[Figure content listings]
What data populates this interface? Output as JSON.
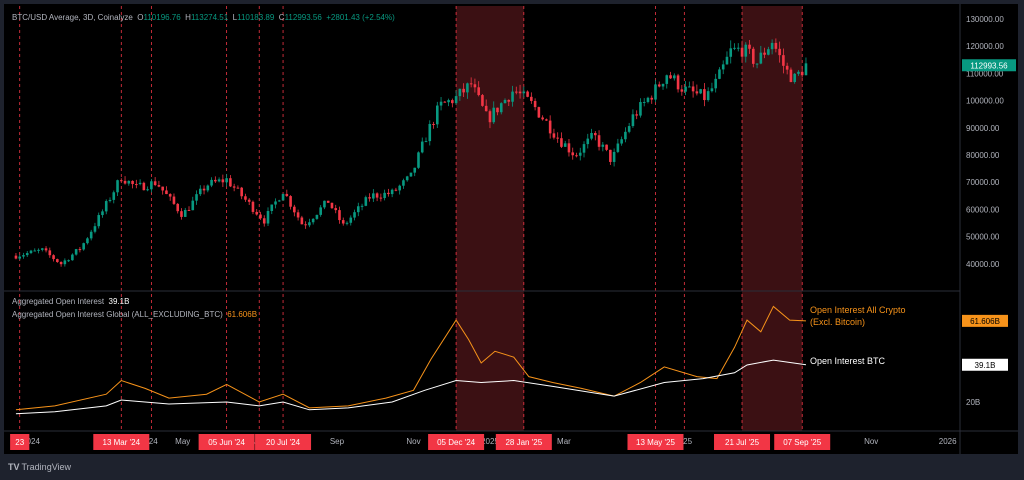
{
  "header": {
    "symbol": "BTC/USD Average, 3D, Coinalyze",
    "open_label": "O",
    "open": "110196.76",
    "high_label": "H",
    "high": "113274.51",
    "low_label": "L",
    "low": "110183.89",
    "close_label": "C",
    "close": "112993.56",
    "change": "+2801.43 (+2.54%)"
  },
  "oi_legend": {
    "oi_label": "Aggregated Open Interest",
    "oi_value": "39.1B",
    "global_label": "Aggregated Open Interest Global (ALL_EXCLUDING_BTC)",
    "global_value": "61.606B"
  },
  "footer": {
    "brand": "TradingView"
  },
  "colors": {
    "up": "#089981",
    "down": "#f23645",
    "orange": "#f7931a",
    "white": "#ffffff",
    "marker": "#f23645",
    "shade": "#4a1418",
    "bg": "#000000"
  },
  "chart_data": [
    {
      "type": "candlestick",
      "title": "BTC/USD Average, 3D, Coinalyze",
      "ylim": [
        35000,
        135000
      ],
      "yticks": [
        "130000.00",
        "120000.00",
        "110000.00",
        "100000.00",
        "90000.00",
        "80000.00",
        "70000.00",
        "60000.00",
        "50000.00",
        "40000.00"
      ],
      "last_price": "112993.56",
      "price_path": [
        [
          "2023-12-20",
          43000
        ],
        [
          "2024-01-10",
          45000
        ],
        [
          "2024-01-25",
          40000
        ],
        [
          "2024-02-10",
          46000
        ],
        [
          "2024-02-28",
          60000
        ],
        [
          "2024-03-13",
          72000
        ],
        [
          "2024-03-25",
          68000
        ],
        [
          "2024-04-10",
          70000
        ],
        [
          "2024-04-20",
          64000
        ],
        [
          "2024-05-01",
          58000
        ],
        [
          "2024-05-20",
          69000
        ],
        [
          "2024-06-05",
          71000
        ],
        [
          "2024-06-25",
          61000
        ],
        [
          "2024-07-05",
          56000
        ],
        [
          "2024-07-20",
          67000
        ],
        [
          "2024-08-05",
          54000
        ],
        [
          "2024-08-25",
          63000
        ],
        [
          "2024-09-06",
          54000
        ],
        [
          "2024-09-28",
          65000
        ],
        [
          "2024-10-15",
          66000
        ],
        [
          "2024-10-30",
          72000
        ],
        [
          "2024-11-12",
          88000
        ],
        [
          "2024-11-22",
          98000
        ],
        [
          "2024-12-05",
          101000
        ],
        [
          "2024-12-17",
          106000
        ],
        [
          "2024-12-30",
          93000
        ],
        [
          "2025-01-20",
          104000
        ],
        [
          "2025-02-05",
          98000
        ],
        [
          "2025-02-25",
          86000
        ],
        [
          "2025-03-10",
          80000
        ],
        [
          "2025-03-25",
          87000
        ],
        [
          "2025-04-08",
          78000
        ],
        [
          "2025-04-25",
          94000
        ],
        [
          "2025-05-13",
          104000
        ],
        [
          "2025-05-22",
          110000
        ],
        [
          "2025-06-05",
          104000
        ],
        [
          "2025-06-22",
          101000
        ],
        [
          "2025-07-01",
          107000
        ],
        [
          "2025-07-12",
          118000
        ],
        [
          "2025-07-21",
          119000
        ],
        [
          "2025-08-02",
          114000
        ],
        [
          "2025-08-14",
          122000
        ],
        [
          "2025-08-25",
          111000
        ],
        [
          "2025-09-01",
          108000
        ],
        [
          "2025-09-10",
          112993.56
        ]
      ]
    },
    {
      "type": "line",
      "ylim": [
        10,
        85
      ],
      "yticks": [
        "20B"
      ],
      "series": [
        {
          "name": "Open Interest All Crypto (Excl. Bitcoin)",
          "last": "61.606B",
          "color": "#f7931a",
          "points": [
            [
              "2023-12-20",
              16
            ],
            [
              "2024-01-20",
              18
            ],
            [
              "2024-03-01",
              24
            ],
            [
              "2024-03-13",
              31
            ],
            [
              "2024-04-01",
              27
            ],
            [
              "2024-04-20",
              22
            ],
            [
              "2024-05-20",
              24
            ],
            [
              "2024-06-05",
              29
            ],
            [
              "2024-07-01",
              20
            ],
            [
              "2024-07-20",
              24
            ],
            [
              "2024-08-10",
              17
            ],
            [
              "2024-09-10",
              18
            ],
            [
              "2024-10-10",
              22
            ],
            [
              "2024-11-01",
              26
            ],
            [
              "2024-11-15",
              42
            ],
            [
              "2024-12-05",
              62
            ],
            [
              "2024-12-15",
              52
            ],
            [
              "2024-12-25",
              40
            ],
            [
              "2025-01-05",
              46
            ],
            [
              "2025-01-20",
              43
            ],
            [
              "2025-02-01",
              33
            ],
            [
              "2025-02-20",
              30
            ],
            [
              "2025-03-15",
              27
            ],
            [
              "2025-04-10",
              23
            ],
            [
              "2025-05-01",
              30
            ],
            [
              "2025-05-20",
              38
            ],
            [
              "2025-06-15",
              33
            ],
            [
              "2025-07-01",
              32
            ],
            [
              "2025-07-15",
              48
            ],
            [
              "2025-07-25",
              62
            ],
            [
              "2025-08-05",
              56
            ],
            [
              "2025-08-15",
              69
            ],
            [
              "2025-08-28",
              62
            ],
            [
              "2025-09-10",
              61.6
            ]
          ]
        },
        {
          "name": "Open Interest BTC",
          "last": "39.1B",
          "color": "#ffffff",
          "points": [
            [
              "2023-12-20",
              14
            ],
            [
              "2024-01-20",
              15
            ],
            [
              "2024-03-01",
              18
            ],
            [
              "2024-03-13",
              21
            ],
            [
              "2024-04-20",
              19
            ],
            [
              "2024-06-05",
              20
            ],
            [
              "2024-07-01",
              18
            ],
            [
              "2024-07-20",
              20
            ],
            [
              "2024-08-10",
              16
            ],
            [
              "2024-09-10",
              17
            ],
            [
              "2024-10-15",
              20
            ],
            [
              "2024-11-10",
              26
            ],
            [
              "2024-12-05",
              31
            ],
            [
              "2024-12-25",
              30
            ],
            [
              "2025-01-20",
              31
            ],
            [
              "2025-02-20",
              28
            ],
            [
              "2025-04-10",
              23
            ],
            [
              "2025-05-20",
              30
            ],
            [
              "2025-06-20",
              32
            ],
            [
              "2025-07-15",
              35
            ],
            [
              "2025-07-25",
              39
            ],
            [
              "2025-08-15",
              41.5
            ],
            [
              "2025-09-10",
              39.1
            ]
          ]
        }
      ]
    }
  ],
  "x_axis": {
    "ticks": [
      [
        "2024-01-01",
        "2024"
      ],
      [
        "2024-04-01",
        "Apr '24"
      ],
      [
        "2024-05-01",
        "May"
      ],
      [
        "2024-07-01",
        "Jul"
      ],
      [
        "2024-09-01",
        "Sep"
      ],
      [
        "2024-11-01",
        "Nov"
      ],
      [
        "2025-01-01",
        "2025"
      ],
      [
        "2025-03-01",
        "Mar"
      ],
      [
        "2025-06-01",
        "Jun '25"
      ],
      [
        "2025-11-01",
        "Nov"
      ],
      [
        "2026-01-01",
        "2026"
      ]
    ]
  },
  "markers": [
    [
      "2023-12-23",
      "23"
    ],
    [
      "2024-03-13",
      "13 Mar '24"
    ],
    [
      "2024-06-05",
      "05 Jun '24"
    ],
    [
      "2024-07-20",
      "20 Jul '24"
    ],
    [
      "2024-12-05",
      "05 Dec '24"
    ],
    [
      "2025-01-28",
      "28 Jan '25"
    ],
    [
      "2025-05-13",
      "13 May '25"
    ],
    [
      "2025-07-21",
      "21 Jul '25"
    ],
    [
      "2025-09-07",
      "07 Sep '25"
    ]
  ],
  "extra_lines": [
    "2024-04-06",
    "2024-07-01",
    "2025-06-05"
  ],
  "shaded_ranges": [
    [
      "2024-12-05",
      "2025-01-28"
    ],
    [
      "2025-07-21",
      "2025-09-07"
    ]
  ]
}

- EXERCISE DETAILS -
Go through the material line by line. Show each line that contains the string "Coinalyze".

- RESULT OF THIS EXERCISE -
    "symbol": "BTC/USD Average, 3D, Coinalyze",
      "title": "BTC/USD Average, 3D, Coinalyze",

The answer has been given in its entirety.